[Stored entries]
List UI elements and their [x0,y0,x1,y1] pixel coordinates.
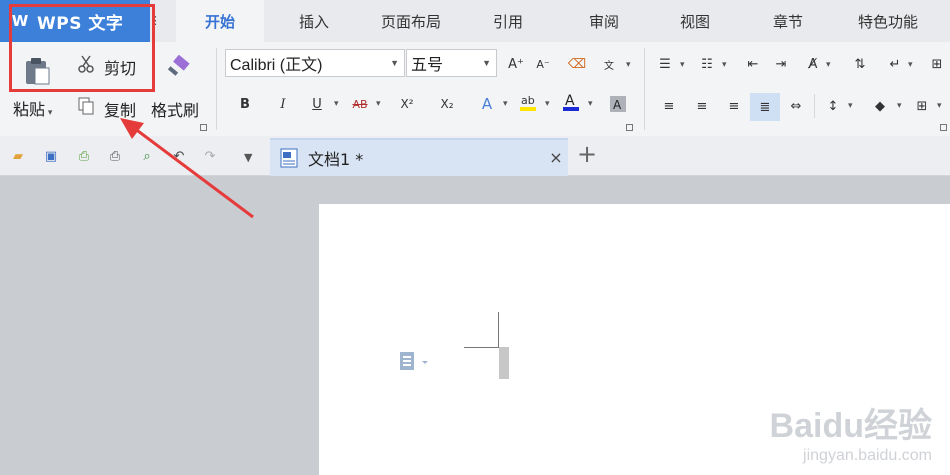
character-shading-icon[interactable]: A [607,93,629,115]
align-center-icon[interactable]: ≡ [691,95,713,117]
paste-label: 粘贴 [13,100,46,119]
shrink-font-icon[interactable]: A⁻ [532,53,554,75]
document-file-icon [278,147,300,169]
new-tab-icon[interactable]: + [576,140,598,168]
numbered-list-icon[interactable]: ☷ [696,53,718,75]
paste-options-icon[interactable] [398,350,438,376]
sort-icon[interactable]: ⇅ [849,53,871,75]
tab-insert[interactable]: 插入 [276,0,352,42]
font-color-dropdown-icon[interactable]: ▾ [588,99,593,109]
tab-page-layout[interactable]: 页面布局 [366,0,456,42]
font-size-value: 五号 [411,57,444,74]
paste-button[interactable]: 粘贴 ▾ [13,96,52,120]
tab-special-features[interactable]: 特色功能 [840,0,936,42]
align-left-icon[interactable]: ≡ [658,95,680,117]
tab-home[interactable]: 开始 [176,0,264,42]
text-direction-dropdown-icon[interactable]: ▾ [826,60,831,70]
borders-icon[interactable]: ⊞ [911,95,933,117]
font-size-dropdown-icon[interactable]: ▼ [482,58,491,68]
format-painter-icon[interactable] [164,54,192,82]
decrease-indent-icon[interactable]: ⇤ [742,53,764,75]
line-spacing-icon[interactable]: ↕ [822,95,844,117]
clear-format-icon[interactable]: ⌫ [566,53,588,75]
ribbon-divider [814,94,815,118]
paste-dropdown-icon[interactable]: ▾ [45,108,53,118]
grow-font-icon[interactable]: A⁺ [505,53,527,75]
italic-button[interactable]: I [272,93,294,115]
phonetic-dropdown-icon[interactable]: ▾ [626,60,631,70]
phonetic-guide-icon[interactable]: 文 [598,53,620,75]
text-direction-icon[interactable]: A̸ [802,53,824,75]
bullet-list-dropdown-icon[interactable]: ▾ [680,60,685,70]
bold-button[interactable]: B [234,93,256,115]
text-effects-icon[interactable]: A [476,93,498,115]
baidu-jingyan-watermark: Baidu经验 jingyan.baidu.com [770,398,932,465]
highlight-dropdown-icon[interactable]: ▾ [545,99,550,109]
bullet-list-icon[interactable]: ☰ [654,53,676,75]
highlight-annotation-box [9,4,155,92]
watermark-brand: Baidu经验 [769,407,932,445]
text-cursor [499,347,509,379]
font-launcher-icon[interactable] [626,124,633,131]
document-tab[interactable]: 文档1 * [270,138,568,176]
svg-text:ab: ab [521,94,535,107]
line-spacing-dropdown-icon[interactable]: ▾ [848,101,853,111]
show-marks-icon[interactable]: ↵ [884,53,906,75]
margin-corner-mark [464,347,499,348]
tab-chapter[interactable]: 章节 [750,0,826,42]
svg-text:A: A [565,93,575,109]
save-icon[interactable]: ▣ [40,145,62,167]
watermark-url: jingyan.baidu.com [803,447,932,464]
tab-view[interactable]: 视图 [657,0,733,42]
shading-dropdown-icon[interactable]: ▾ [897,101,902,111]
strikethrough-button[interactable]: AB [349,93,371,115]
underline-button[interactable]: U [306,93,328,115]
font-size-select[interactable]: 五号 ▼ [406,49,497,77]
show-marks-dropdown-icon[interactable]: ▾ [908,60,913,70]
align-right-icon[interactable]: ≡ [723,95,745,117]
export-pdf-icon[interactable]: ⎙ [73,145,95,167]
subscript-button[interactable]: X₂ [436,93,458,115]
borders-dropdown-icon[interactable]: ▾ [937,101,942,111]
annotation-arrow [120,118,254,219]
highlight-color-icon[interactable]: ab [517,91,539,113]
justify-icon[interactable]: ≣ [750,93,780,121]
font-family-select[interactable]: Calibri (正文) ▼ [225,49,405,77]
text-effects-dropdown-icon[interactable]: ▾ [503,99,508,109]
margin-corner-mark [498,312,499,348]
font-family-dropdown-icon[interactable]: ▼ [390,58,399,68]
open-folder-icon[interactable]: ▰ [7,145,29,167]
svg-text:A: A [613,98,622,112]
font-color-icon[interactable]: A [560,91,582,113]
shading-fill-icon[interactable]: ◆ [869,95,891,117]
distributed-align-icon[interactable]: ⇔ [785,95,807,117]
underline-dropdown-icon[interactable]: ▾ [334,99,339,109]
document-tab-title: 文档1 * [308,150,364,169]
table-grid-icon[interactable]: ⊞ [926,53,948,75]
superscript-button[interactable]: X² [396,93,418,115]
font-family-value: Calibri (正文) [230,57,323,74]
increase-indent-icon[interactable]: ⇥ [770,53,792,75]
copy-icon[interactable] [76,96,96,116]
numbered-list-dropdown-icon[interactable]: ▾ [722,60,727,70]
tab-review[interactable]: 审阅 [566,0,642,42]
tab-references[interactable]: 引用 [470,0,546,42]
close-tab-icon[interactable]: × [545,146,567,168]
paragraph-launcher-icon[interactable] [940,124,947,131]
ribbon-divider [644,48,645,130]
strikethrough-dropdown-icon[interactable]: ▾ [376,99,381,109]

** GIVEN PROBLEM **
Please set down every line of the items above again, word for word, but leave out the pictures.

** WRITTEN ANSWER **
List UI elements and their [x0,y0,x1,y1] pixel coordinates.
character-shading-icon[interactable]: A [607,93,629,115]
align-center-icon[interactable]: ≡ [691,95,713,117]
paste-label: 粘贴 [13,100,46,119]
shrink-font-icon[interactable]: A⁻ [532,53,554,75]
document-file-icon [278,147,300,169]
new-tab-icon[interactable]: + [576,140,598,168]
numbered-list-icon[interactable]: ☷ [696,53,718,75]
paste-options-icon[interactable] [398,350,438,376]
sort-icon[interactable]: ⇅ [849,53,871,75]
tab-insert[interactable]: 插入 [276,0,352,42]
font-color-dropdown-icon[interactable]: ▾ [588,99,593,109]
tab-page-layout[interactable]: 页面布局 [366,0,456,42]
font-size-value: 五号 [411,57,444,74]
paste-button[interactable]: 粘贴 ▾ [13,96,52,120]
tab-special-features[interactable]: 特色功能 [840,0,936,42]
align-left-icon[interactable]: ≡ [658,95,680,117]
tab-home[interactable]: 开始 [176,0,264,42]
text-direction-dropdown-icon[interactable]: ▾ [826,60,831,70]
borders-icon[interactable]: ⊞ [911,95,933,117]
font-size-dropdown-icon[interactable]: ▼ [482,58,491,68]
format-painter-icon[interactable] [164,54,192,82]
decrease-indent-icon[interactable]: ⇤ [742,53,764,75]
line-spacing-icon[interactable]: ↕ [822,95,844,117]
clear-format-icon[interactable]: ⌫ [566,53,588,75]
ribbon-divider [814,94,815,118]
paste-dropdown-icon[interactable]: ▾ [45,108,53,118]
grow-font-icon[interactable]: A⁺ [505,53,527,75]
italic-button[interactable]: I [272,93,294,115]
phonetic-dropdown-icon[interactable]: ▾ [626,60,631,70]
phonetic-guide-icon[interactable]: 文 [598,53,620,75]
text-direction-icon[interactable]: A̸ [802,53,824,75]
bullet-list-dropdown-icon[interactable]: ▾ [680,60,685,70]
bold-button[interactable]: B [234,93,256,115]
text-effects-icon[interactable]: A [476,93,498,115]
baidu-jingyan-watermark: Baidu经验 jingyan.baidu.com [770,398,932,465]
highlight-dropdown-icon[interactable]: ▾ [545,99,550,109]
bullet-list-icon[interactable]: ☰ [654,53,676,75]
highlight-annotation-box [9,4,155,92]
watermark-brand: Baidu经验 [769,407,932,445]
text-cursor [499,347,509,379]
font-launcher-icon[interactable] [626,124,633,131]
document-tab[interactable]: 文档1 * [270,138,568,176]
svg-text:ab: ab [521,94,535,107]
line-spacing-dropdown-icon[interactable]: ▾ [848,101,853,111]
show-marks-icon[interactable]: ↵ [884,53,906,75]
margin-corner-mark [464,347,499,348]
tab-chapter[interactable]: 章节 [750,0,826,42]
svg-text:A: A [565,93,575,109]
save-icon[interactable]: ▣ [40,145,62,167]
watermark-url: jingyan.baidu.com [803,447,932,464]
tab-view[interactable]: 视图 [657,0,733,42]
shading-dropdown-icon[interactable]: ▾ [897,101,902,111]
strikethrough-button[interactable]: AB [349,93,371,115]
underline-button[interactable]: U [306,93,328,115]
font-size-select[interactable]: 五号 ▼ [406,49,497,77]
show-marks-dropdown-icon[interactable]: ▾ [908,60,913,70]
align-right-icon[interactable]: ≡ [723,95,745,117]
export-pdf-icon[interactable]: ⎙ [73,145,95,167]
subscript-button[interactable]: X₂ [436,93,458,115]
borders-dropdown-icon[interactable]: ▾ [937,101,942,111]
annotation-arrow [120,118,254,219]
highlight-color-icon[interactable]: ab [517,91,539,113]
justify-icon[interactable]: ≣ [750,93,780,121]
font-family-select[interactable]: Calibri (正文) ▼ [225,49,405,77]
text-effects-dropdown-icon[interactable]: ▾ [503,99,508,109]
margin-corner-mark [498,312,499,348]
font-family-dropdown-icon[interactable]: ▼ [390,58,399,68]
open-folder-icon[interactable]: ▰ [7,145,29,167]
svg-text:A: A [613,98,622,112]
font-color-icon[interactable]: A [560,91,582,113]
shading-fill-icon[interactable]: ◆ [869,95,891,117]
distributed-align-icon[interactable]: ⇔ [785,95,807,117]
underline-dropdown-icon[interactable]: ▾ [334,99,339,109]
document-tab-title: 文档1 * [308,150,364,169]
table-grid-icon[interactable]: ⊞ [926,53,948,75]
superscript-button[interactable]: X² [396,93,418,115]
font-family-value: Calibri (正文) [230,57,323,74]
increase-indent-icon[interactable]: ⇥ [770,53,792,75]
copy-icon[interactable] [76,96,96,116]
numbered-list-dropdown-icon[interactable]: ▾ [722,60,727,70]
tab-review[interactable]: 审阅 [566,0,642,42]
tab-references[interactable]: 引用 [470,0,546,42]
close-tab-icon[interactable]: × [545,146,567,168]
paragraph-launcher-icon[interactable] [940,124,947,131]
ribbon-divider [644,48,645,130]
strikethrough-dropdown-icon[interactable]: ▾ [376,99,381,109]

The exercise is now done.